§ **Data to process**
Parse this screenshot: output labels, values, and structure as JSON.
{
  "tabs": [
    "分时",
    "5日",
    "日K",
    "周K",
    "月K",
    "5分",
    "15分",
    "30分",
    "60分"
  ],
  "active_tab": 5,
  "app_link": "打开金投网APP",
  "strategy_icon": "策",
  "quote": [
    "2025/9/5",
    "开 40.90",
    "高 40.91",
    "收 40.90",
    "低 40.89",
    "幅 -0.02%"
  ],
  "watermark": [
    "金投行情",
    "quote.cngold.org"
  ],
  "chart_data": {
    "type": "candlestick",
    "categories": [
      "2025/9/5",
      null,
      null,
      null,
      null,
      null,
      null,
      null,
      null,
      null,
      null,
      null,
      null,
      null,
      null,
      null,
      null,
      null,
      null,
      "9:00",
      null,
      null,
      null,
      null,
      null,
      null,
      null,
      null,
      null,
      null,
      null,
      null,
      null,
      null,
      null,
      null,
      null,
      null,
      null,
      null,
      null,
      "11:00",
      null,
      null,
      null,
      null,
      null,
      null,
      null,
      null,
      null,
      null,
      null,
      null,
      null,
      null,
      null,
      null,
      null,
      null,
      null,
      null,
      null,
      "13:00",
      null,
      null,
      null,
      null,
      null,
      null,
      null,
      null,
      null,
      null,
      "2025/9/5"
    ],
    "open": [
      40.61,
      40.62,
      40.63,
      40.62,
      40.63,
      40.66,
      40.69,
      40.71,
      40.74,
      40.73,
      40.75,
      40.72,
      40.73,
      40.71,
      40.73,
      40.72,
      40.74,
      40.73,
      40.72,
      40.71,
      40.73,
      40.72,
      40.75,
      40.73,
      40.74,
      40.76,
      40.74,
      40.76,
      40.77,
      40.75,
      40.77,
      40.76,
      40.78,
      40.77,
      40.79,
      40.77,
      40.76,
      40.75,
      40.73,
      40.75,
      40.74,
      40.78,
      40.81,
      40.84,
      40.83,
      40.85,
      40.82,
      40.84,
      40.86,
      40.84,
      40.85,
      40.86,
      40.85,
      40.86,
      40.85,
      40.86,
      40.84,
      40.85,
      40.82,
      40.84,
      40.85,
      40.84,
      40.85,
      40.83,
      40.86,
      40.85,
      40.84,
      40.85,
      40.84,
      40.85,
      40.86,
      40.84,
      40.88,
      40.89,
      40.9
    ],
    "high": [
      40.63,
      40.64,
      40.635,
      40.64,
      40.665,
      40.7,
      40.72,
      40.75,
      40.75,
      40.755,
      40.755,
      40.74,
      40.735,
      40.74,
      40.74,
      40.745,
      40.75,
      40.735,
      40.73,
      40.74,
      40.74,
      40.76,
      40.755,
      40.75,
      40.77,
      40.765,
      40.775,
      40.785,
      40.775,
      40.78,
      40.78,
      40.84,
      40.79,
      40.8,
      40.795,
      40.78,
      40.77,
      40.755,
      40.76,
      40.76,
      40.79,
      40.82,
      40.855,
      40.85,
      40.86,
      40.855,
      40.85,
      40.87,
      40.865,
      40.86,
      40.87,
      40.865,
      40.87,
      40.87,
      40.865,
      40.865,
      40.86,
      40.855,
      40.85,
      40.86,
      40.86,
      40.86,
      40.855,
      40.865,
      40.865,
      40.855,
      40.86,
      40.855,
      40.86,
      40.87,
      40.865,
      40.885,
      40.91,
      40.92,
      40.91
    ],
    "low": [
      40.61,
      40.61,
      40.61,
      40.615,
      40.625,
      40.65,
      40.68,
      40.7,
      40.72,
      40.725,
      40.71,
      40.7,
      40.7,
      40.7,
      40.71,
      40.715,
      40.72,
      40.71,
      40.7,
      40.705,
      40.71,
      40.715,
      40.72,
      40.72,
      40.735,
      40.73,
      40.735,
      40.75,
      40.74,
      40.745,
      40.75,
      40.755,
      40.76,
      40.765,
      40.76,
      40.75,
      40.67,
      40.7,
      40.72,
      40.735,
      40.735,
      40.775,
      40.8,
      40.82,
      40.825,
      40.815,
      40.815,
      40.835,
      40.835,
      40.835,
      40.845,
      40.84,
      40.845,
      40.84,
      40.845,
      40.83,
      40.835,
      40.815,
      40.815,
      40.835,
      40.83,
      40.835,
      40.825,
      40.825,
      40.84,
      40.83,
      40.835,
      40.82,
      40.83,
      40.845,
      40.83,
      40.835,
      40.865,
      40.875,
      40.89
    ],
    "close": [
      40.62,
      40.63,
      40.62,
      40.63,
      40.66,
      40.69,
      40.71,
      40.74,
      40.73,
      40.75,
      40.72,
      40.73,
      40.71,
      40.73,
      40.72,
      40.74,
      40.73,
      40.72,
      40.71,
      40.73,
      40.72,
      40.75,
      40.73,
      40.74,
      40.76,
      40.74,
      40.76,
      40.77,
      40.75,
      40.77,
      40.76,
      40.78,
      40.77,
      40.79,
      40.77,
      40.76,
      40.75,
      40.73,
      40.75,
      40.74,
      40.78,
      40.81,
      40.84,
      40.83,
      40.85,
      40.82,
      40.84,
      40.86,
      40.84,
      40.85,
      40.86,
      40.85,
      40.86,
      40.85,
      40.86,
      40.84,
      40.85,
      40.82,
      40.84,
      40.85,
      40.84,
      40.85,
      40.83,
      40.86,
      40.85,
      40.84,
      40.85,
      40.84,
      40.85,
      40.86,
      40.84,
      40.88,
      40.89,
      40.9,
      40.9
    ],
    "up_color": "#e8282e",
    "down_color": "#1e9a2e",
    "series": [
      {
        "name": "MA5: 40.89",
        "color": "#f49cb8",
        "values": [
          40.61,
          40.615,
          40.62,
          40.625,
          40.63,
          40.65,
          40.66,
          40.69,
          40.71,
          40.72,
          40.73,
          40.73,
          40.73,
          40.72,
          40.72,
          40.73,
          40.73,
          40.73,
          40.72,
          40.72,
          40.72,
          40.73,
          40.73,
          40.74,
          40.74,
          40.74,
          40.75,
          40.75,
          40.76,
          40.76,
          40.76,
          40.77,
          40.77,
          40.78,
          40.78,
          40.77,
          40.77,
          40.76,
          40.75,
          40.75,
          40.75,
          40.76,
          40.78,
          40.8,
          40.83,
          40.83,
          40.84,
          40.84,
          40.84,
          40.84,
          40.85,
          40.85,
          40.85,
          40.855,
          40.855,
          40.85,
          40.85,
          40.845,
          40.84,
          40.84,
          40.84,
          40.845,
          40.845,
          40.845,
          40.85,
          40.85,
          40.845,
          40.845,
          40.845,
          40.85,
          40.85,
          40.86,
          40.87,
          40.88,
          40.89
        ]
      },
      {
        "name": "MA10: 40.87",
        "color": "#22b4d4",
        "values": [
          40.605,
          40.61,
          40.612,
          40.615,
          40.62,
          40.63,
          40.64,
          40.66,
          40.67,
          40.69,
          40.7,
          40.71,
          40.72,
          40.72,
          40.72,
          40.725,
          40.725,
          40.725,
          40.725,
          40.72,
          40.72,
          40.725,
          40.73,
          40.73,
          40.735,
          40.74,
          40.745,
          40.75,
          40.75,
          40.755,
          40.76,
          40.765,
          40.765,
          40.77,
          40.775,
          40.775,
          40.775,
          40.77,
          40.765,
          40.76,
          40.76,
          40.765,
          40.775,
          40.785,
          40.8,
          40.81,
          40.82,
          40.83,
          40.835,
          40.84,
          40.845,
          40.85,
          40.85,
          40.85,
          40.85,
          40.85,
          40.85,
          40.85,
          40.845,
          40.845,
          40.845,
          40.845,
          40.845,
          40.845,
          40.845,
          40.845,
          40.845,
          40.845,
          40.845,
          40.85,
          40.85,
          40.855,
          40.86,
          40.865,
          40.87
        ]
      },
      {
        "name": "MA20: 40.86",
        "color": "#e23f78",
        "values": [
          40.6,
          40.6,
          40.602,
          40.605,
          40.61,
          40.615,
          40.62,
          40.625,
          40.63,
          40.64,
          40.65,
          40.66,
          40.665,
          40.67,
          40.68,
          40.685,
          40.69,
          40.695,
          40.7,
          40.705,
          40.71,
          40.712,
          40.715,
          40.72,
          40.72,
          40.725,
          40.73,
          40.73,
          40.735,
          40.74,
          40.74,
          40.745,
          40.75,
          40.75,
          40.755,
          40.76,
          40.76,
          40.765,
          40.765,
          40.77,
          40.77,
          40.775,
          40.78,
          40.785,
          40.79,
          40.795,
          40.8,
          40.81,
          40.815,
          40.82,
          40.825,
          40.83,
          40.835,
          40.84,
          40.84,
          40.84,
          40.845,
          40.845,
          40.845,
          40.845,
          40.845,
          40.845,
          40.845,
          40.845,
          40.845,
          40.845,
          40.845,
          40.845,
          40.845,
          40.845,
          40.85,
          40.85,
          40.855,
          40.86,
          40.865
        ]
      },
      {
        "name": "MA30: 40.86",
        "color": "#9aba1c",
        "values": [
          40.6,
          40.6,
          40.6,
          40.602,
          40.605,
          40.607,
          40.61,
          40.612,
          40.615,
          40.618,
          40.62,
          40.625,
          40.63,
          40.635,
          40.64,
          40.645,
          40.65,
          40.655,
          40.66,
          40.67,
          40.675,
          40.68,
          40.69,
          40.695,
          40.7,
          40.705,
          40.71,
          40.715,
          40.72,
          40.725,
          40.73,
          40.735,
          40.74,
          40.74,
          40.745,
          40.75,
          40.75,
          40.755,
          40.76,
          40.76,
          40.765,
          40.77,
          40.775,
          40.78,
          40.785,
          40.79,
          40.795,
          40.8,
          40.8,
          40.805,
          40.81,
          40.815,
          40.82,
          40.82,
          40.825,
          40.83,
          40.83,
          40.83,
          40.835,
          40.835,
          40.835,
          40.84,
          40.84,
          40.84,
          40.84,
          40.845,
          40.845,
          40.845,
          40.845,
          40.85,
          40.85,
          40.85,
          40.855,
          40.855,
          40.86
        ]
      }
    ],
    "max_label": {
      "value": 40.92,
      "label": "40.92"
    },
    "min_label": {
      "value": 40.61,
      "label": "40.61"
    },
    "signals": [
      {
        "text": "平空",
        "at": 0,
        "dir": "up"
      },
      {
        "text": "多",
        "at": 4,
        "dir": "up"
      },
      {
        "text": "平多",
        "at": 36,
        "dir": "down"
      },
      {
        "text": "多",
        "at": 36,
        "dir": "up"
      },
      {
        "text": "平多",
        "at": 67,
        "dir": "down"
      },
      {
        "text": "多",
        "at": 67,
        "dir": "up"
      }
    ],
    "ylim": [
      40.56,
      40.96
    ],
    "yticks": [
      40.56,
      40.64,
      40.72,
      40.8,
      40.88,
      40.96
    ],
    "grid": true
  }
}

§ **Task details**
Identify lines with the string "name". Copy each one.

§ **Task response**
        "name": "MA5: 40.89",
        "name": "MA10: 40.87",
        "name": "MA20: 40.86",
        "name": "MA30: 40.86",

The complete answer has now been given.